**Requirement**.
Write out the material exactly, leaving every picture behind.

Collected data
▬▬▬

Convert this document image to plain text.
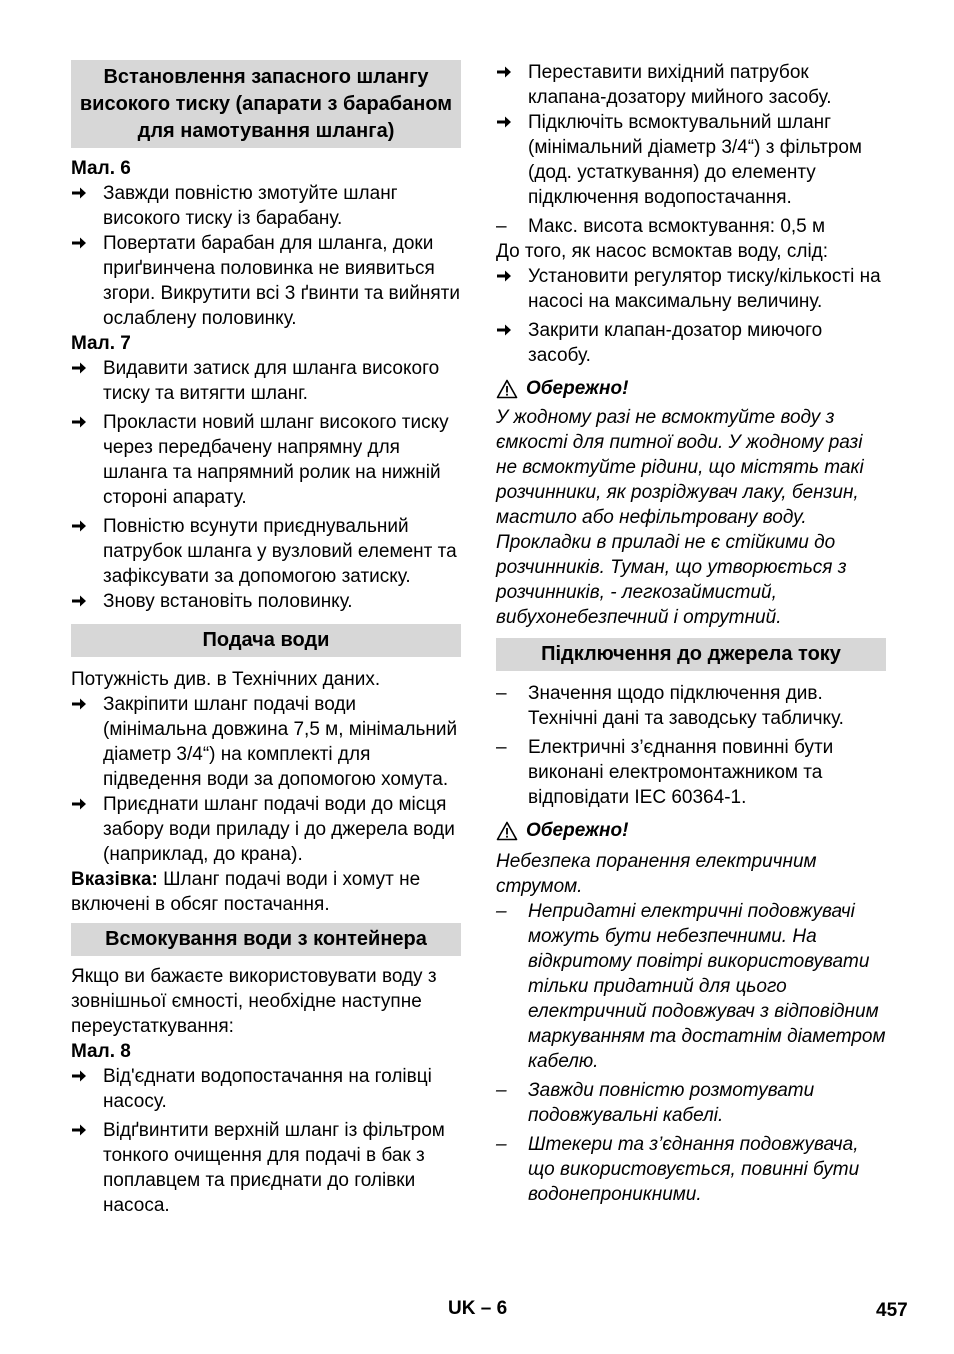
Встановлення запасного шлангу високого тиску (апарати з барабаном для намотування шланга)

Мал. 6

Завжди повністю змотуйте шланг високого тиску із барабану.
Повертати барабан для шланга, доки приґвинчена половинка не виявиться згори. Викрутити всі 3 ґвинти та вийняти ослаблену половинку.

Мал. 7

Видавити затиск для шланга високого тиску та витягти шланг.
Прокласти новий шланг високого тиску через передбачену напрямну для шланга та напрямний ролик на нижній стороні апарату.
Повністю всунути приєднувальний патрубок шланга у вузловий елемент та зафіксувати за допомогою затиску.
Знову встановіть половинку.
Подача води

Потужність див. в Технічних даних.

Закріпити шланг подачі води (мінімальна довжина 7,5 м, мінімальний діаметр 3/4“) на комплекті для підведення води за допомогою хомута.
Приєднати шланг подачі води до місця забору води приладу і до джерела води (наприклад, до крана).

Вказівка: Шланг подачі води і хомут не включені в обсяг постачання.

Всмокування води з контейнера

Якщо ви бажаєте використовувати воду з зовнішньої ємності, необхідне наступне переустаткування:

Мал. 8

Від'єднати водопостачання на голівці насосу.
Відґвинтити верхній шланг із фільтром тонкого очищення для подачі в бак з поплавцем та приєднати до голівки насоса.
Переставити вихідний патрубок клапана-дозатору мийного засобу.
Підключіть всмоктувальний шланг (мінімальний діаметр 3/4“) з фільтром (дод. устаткування) до елементу підключення водопостачання.
–	Макс. висота всмоктування: 0,5 м

До того, як насос всмоктав воду, слід:

Установити регулятор тиску/кількості на насосі на максимальну величину.
Закрити клапан-дозатор миючого засобу.
Обережно!

У жодному разі не всмоктуйте воду з ємкості для питної води. У жодному разі не всмоктуйте рідини, що містять такі розчинники, як розріджувач лаку, бензин, мастило або нефільтровану воду. Прокладки в приладі не є стійкими до розчинників. Туман, що утворюється з розчинників, - легкозаймистий, вибухонебезпечний і отрутний.

Підключення до джерела току
–	Значення щодо підключення див. Технічні дані та заводську табличку.
–	Електричні з’єднання повинні бути виконані електромонтажником та відповідати IEC 60364-1.
Обережно!

Небезпека поранення електричним струмом.

–	Непридатні електричні подовжувачі можуть бути небезпечними. На відкритому повітрі використовувати тільки придатний для цього електричний подовжувач з відповідним маркуванням та достатнім діаметром кабелю.
–	Завжди повністю розмотувати подовжувальні кабелі.
–	Штекери та з’єднання подовжувача, що використовується, повинні бути водонепроникними.
UK – 6	457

▬▬▬

**Output for this exercise**.
Convert this document image to plain text.
Встановлення запасного шлангу високого тиску (апарати з барабаном для намотування шланга)

Мал. 6

Завжди повністю змотуйте шланг високого тиску із барабану.
Повертати барабан для шланга, доки приґвинчена половинка не виявиться згори. Викрутити всі 3 ґвинти та вийняти ослаблену половинку.

Мал. 7

Видавити затиск для шланга високого тиску та витягти шланг.
Прокласти новий шланг високого тиску через передбачену напрямну для шланга та напрямний ролик на нижній стороні апарату.
Повністю всунути приєднувальний патрубок шланга у вузловий елемент та зафіксувати за допомогою затиску.
Знову встановіть половинку.
Подача води

Потужність див. в Технічних даних.

Закріпити шланг подачі води (мінімальна довжина 7,5 м, мінімальний діаметр 3/4“) на комплекті для підведення води за допомогою хомута.
Приєднати шланг подачі води до місця забору води приладу і до джерела води (наприклад, до крана).

Вказівка: Шланг подачі води і хомут не включені в обсяг постачання.

Всмокування води з контейнера

Якщо ви бажаєте використовувати воду з зовнішньої ємності, необхідне наступне переустаткування:

Мал. 8

Від'єднати водопостачання на голівці насосу.
Відґвинтити верхній шланг із фільтром тонкого очищення для подачі в бак з поплавцем та приєднати до голівки насоса.
Переставити вихідний патрубок клапана-дозатору мийного засобу.
Підключіть всмоктувальний шланг (мінімальний діаметр 3/4“) з фільтром (дод. устаткування) до елементу підключення водопостачання.
–	Макс. висота всмоктування: 0,5 м

До того, як насос всмоктав воду, слід:

Установити регулятор тиску/кількості на насосі на максимальну величину.
Закрити клапан-дозатор миючого засобу.
Обережно!

У жодному разі не всмоктуйте воду з ємкості для питної води. У жодному разі не всмоктуйте рідини, що містять такі розчинники, як розріджувач лаку, бензин, мастило або нефільтровану воду. Прокладки в приладі не є стійкими до розчинників. Туман, що утворюється з розчинників, - легкозаймистий, вибухонебезпечний і отрутний.

Підключення до джерела току
–	Значення щодо підключення див. Технічні дані та заводську табличку.
–	Електричні з’єднання повинні бути виконані електромонтажником та відповідати IEC 60364-1.
Обережно!

Небезпека поранення електричним струмом.

–	Непридатні електричні подовжувачі можуть бути небезпечними. На відкритому повітрі використовувати тільки придатний для цього електричний подовжувач з відповідним маркуванням та достатнім діаметром кабелю.
–	Завжди повністю розмотувати подовжувальні кабелі.
–	Штекери та з’єднання подовжувача, що використовується, повинні бути водонепроникними.
UK – 6	457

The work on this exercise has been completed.